— Begin DATA —
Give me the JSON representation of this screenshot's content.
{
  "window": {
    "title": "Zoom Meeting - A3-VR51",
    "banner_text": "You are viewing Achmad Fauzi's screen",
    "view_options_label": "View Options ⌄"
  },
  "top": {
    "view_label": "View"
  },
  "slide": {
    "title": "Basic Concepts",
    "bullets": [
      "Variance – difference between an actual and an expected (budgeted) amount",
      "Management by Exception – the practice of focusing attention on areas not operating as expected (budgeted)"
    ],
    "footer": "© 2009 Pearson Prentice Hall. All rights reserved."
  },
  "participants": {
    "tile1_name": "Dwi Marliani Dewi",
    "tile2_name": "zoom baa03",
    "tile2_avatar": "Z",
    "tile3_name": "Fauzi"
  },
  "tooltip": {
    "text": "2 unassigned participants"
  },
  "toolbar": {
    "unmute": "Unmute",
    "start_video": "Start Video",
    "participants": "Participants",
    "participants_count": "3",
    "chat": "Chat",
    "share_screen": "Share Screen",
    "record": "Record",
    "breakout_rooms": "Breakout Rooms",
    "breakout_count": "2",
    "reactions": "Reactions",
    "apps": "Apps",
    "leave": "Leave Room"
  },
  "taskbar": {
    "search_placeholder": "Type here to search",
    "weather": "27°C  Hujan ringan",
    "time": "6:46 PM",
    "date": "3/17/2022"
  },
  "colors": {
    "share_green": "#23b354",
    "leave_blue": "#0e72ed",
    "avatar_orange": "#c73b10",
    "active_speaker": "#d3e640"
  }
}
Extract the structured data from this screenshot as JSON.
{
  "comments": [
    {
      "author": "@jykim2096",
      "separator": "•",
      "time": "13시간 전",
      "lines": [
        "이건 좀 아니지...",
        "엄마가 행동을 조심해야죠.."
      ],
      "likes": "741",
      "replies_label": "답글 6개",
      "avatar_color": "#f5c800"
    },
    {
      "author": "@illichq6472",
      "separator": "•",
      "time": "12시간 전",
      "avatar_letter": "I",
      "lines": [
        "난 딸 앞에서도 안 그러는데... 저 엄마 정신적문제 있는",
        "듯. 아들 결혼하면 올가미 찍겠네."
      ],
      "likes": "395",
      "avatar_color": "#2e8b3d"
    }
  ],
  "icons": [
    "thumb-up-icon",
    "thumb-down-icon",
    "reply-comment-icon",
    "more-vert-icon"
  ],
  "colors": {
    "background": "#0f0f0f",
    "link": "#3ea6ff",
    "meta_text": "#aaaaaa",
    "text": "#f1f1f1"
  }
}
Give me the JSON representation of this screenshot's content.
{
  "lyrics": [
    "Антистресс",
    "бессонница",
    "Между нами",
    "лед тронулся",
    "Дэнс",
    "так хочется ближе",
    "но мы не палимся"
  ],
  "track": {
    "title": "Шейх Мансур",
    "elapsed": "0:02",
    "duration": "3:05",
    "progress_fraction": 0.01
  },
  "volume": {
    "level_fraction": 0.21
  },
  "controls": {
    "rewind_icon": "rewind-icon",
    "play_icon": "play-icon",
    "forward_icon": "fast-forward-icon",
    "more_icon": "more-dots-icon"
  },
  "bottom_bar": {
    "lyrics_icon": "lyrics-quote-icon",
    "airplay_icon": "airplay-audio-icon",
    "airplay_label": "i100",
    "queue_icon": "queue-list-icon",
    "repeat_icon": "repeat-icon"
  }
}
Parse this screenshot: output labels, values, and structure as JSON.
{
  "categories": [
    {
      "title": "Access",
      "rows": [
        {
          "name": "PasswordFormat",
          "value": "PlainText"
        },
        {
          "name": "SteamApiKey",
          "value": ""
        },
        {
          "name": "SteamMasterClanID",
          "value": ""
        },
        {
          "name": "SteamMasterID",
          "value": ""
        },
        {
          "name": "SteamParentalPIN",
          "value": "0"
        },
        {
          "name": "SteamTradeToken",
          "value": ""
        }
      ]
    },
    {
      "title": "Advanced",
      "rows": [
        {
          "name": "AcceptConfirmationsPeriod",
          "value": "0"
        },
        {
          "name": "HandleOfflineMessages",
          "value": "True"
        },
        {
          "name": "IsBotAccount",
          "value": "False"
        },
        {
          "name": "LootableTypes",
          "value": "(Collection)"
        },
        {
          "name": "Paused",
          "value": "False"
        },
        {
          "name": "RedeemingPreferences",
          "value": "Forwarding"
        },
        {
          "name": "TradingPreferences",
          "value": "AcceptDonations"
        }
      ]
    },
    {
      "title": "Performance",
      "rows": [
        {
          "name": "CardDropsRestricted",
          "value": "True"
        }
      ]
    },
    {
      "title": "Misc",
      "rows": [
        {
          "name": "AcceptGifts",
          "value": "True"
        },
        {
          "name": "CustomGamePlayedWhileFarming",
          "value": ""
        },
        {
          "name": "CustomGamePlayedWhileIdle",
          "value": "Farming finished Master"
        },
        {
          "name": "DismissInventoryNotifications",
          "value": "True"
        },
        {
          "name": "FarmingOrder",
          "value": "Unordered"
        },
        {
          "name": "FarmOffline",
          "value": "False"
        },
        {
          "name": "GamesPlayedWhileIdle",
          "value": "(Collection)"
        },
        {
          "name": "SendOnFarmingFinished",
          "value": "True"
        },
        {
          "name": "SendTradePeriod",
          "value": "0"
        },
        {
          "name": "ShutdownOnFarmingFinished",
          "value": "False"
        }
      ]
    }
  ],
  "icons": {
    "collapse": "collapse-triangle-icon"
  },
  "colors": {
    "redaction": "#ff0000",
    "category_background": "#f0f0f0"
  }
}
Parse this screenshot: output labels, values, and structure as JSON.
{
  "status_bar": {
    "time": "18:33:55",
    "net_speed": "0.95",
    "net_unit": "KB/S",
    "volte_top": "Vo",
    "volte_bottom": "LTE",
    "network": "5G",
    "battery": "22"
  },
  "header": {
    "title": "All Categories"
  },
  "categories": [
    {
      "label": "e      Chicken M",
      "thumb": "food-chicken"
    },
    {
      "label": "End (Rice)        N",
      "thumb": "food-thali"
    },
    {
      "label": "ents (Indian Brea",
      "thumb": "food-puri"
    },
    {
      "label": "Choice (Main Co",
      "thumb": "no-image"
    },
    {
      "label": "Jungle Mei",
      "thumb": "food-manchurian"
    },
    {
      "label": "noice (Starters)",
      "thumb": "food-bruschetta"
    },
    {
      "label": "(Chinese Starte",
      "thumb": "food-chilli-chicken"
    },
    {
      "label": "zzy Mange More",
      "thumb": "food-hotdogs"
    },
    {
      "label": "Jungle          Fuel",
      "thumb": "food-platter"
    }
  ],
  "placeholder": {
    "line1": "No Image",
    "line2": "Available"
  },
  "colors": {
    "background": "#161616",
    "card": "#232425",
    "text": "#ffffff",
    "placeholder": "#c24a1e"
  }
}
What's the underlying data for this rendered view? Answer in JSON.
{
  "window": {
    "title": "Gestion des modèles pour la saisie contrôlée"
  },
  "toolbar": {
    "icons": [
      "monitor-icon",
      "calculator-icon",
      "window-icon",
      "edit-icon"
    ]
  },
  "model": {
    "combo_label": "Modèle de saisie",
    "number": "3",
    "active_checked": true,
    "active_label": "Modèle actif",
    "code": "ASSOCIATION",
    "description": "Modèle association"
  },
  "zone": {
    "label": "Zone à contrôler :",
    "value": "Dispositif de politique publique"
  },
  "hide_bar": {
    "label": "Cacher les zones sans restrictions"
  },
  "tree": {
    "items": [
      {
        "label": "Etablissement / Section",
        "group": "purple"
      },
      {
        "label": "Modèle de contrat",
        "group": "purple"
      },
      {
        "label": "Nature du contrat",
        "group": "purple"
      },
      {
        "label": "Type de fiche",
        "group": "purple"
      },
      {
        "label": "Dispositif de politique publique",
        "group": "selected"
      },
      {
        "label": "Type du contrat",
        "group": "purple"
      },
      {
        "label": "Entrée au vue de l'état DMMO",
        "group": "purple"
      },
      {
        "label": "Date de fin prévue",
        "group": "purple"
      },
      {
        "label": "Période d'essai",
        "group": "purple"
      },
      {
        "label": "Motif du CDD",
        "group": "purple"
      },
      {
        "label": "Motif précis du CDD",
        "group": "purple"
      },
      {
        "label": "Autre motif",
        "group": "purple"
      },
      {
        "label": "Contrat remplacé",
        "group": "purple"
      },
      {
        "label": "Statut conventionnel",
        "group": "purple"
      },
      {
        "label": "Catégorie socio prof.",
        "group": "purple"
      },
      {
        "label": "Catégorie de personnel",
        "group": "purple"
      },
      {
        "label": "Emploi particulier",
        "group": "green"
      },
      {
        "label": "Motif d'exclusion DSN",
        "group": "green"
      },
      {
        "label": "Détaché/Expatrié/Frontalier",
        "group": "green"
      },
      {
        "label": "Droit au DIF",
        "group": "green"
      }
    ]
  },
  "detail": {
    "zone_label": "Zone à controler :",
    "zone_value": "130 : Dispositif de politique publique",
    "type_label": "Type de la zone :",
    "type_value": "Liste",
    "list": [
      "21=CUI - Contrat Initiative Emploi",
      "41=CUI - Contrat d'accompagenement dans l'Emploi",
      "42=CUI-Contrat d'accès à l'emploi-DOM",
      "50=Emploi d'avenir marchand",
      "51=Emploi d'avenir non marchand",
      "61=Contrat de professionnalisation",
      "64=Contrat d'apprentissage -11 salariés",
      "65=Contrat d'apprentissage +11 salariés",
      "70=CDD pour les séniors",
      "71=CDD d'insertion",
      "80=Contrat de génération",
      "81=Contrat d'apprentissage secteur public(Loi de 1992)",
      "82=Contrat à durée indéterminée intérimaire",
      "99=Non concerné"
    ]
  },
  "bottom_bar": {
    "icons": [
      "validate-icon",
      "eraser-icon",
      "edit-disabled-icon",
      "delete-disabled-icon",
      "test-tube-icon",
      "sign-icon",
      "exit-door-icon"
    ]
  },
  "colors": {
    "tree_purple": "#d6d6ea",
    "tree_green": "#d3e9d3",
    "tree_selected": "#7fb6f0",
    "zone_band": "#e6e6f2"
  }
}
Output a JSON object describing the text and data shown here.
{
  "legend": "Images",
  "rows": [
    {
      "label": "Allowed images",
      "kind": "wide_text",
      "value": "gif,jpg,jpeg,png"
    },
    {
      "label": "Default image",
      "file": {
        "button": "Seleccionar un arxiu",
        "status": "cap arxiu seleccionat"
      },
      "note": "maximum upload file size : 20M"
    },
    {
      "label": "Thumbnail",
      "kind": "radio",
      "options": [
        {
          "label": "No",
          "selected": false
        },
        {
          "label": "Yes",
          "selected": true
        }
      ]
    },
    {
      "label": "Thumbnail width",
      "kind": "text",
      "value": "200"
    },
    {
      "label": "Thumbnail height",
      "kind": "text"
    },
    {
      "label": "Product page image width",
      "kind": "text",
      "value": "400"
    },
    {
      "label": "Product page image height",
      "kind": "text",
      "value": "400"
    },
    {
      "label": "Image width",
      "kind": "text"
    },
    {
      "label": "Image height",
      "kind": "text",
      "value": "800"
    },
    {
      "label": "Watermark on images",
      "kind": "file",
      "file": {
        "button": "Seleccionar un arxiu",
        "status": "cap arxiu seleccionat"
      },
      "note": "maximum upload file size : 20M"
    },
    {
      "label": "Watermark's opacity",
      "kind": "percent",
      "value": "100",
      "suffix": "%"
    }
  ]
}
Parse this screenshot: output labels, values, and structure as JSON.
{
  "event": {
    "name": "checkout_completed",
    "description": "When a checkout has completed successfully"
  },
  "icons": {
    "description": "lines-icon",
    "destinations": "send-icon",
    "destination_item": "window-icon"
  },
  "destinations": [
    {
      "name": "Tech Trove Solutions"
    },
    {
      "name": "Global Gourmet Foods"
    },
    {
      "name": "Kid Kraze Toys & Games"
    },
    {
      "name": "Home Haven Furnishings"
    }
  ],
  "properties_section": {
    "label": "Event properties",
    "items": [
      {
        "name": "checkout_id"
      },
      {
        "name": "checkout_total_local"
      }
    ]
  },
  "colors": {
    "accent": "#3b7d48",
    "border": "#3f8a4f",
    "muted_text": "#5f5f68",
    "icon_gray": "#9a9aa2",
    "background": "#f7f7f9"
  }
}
— End DATA —
GIVEN PROBLEM: Copy each line above containing the string "author".

RESULT OF THIS TASK:
      "author": "@jykim2096",
      "author": "@illichq6472",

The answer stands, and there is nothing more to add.